Consigna planteada: Cita de forma literal todo lo que va desde "Aquella extensión se" hasta "Lucía Serrano Ullauri." en el texto sobre la parroquia San Gerardo que figura más abajo.

Fragmento proporcionado:

-*-

Por Marco Tello E.

La casa posada La Rosa, en la parroquia azuaya San Gerardo, rodeada por un paisaje encantador, conserva en sus ambientes interiores vivencias ancestrales y reliquias de sus antiguos habitantes

San Gerardo es una parroquia perteneciente a San Fernando, cantón que se encuentra a media hora de Girón. Según informantes del lugar, antiguamente se conocía a esa zona parroquial con el nombre de Guagualpata, debido seguramente a la presencia de bosques de huahual, árbol maderable muy codiciado por su dureza y buena calidad, que en otros tiempos abundaba en la zona.
 
   De modo que si el visitante se aleja un cuarto de hora del centro cantonal de San Fernando, experimentará la sorpresa de hallarse en medio de un pueblo surgido de la nada, San Gerardo. Las casas de diseño moderno, relucientes; las calles adoquinadas, impecables, alternan con el verdor agreste del entorno guarnecido a lo lejos por la cordillera y circuido por una vegetación que todavía esconde algunas especies autóctonas.
 
   Pero la sorpresa del visitante será mucho mayor si se da tiempo y desciende unos minutos hacia el valle en donde está ubicada la hacienda El Cristal que a finales del siglo XVIII abarcaba no menos de quince mil hectáreas.
 
   Aquella extensión se halla ahora fragmentada en áreas menores, en una de las cuales se ha decidido mantener intactos los signos vivenciales de los antiguos dueños. En efecto, si se toma por un callejón bordeado de enormes cipreses cuyas copas se balancean para saludar a los viajeros, se llega a esta placentera heredad en cuyo centro está la casa posada La Rosa, de propiedad de Lucía Serrano Ullauri.

-*-

Información suministrada:
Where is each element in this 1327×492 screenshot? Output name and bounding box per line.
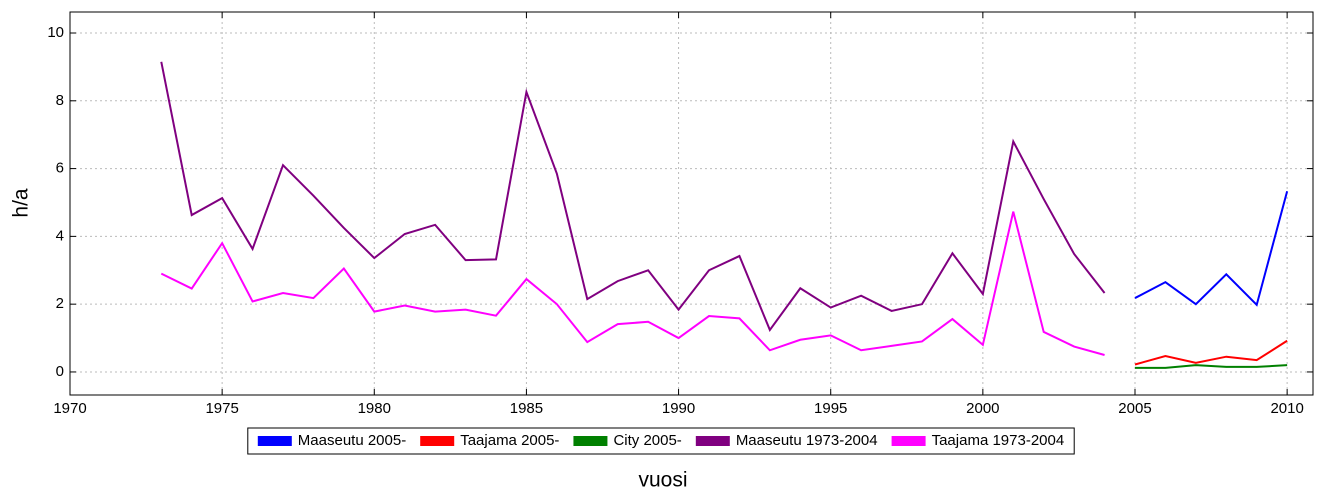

-*-

Tarea resuelta:
Aquella extensión se halla ahora fragmentada en áreas menores, en una de las cuales se ha decidido mantener intactos los signos vivenciales de los antiguos dueños. En efecto, si se toma por un callejón bordeado de enormes cipreses cuyas copas se balancean para saludar a los viajeros, se llega a esta placentera heredad en cuyo centro está la casa posada La Rosa, de propiedad de Lucía Serrano Ullauri.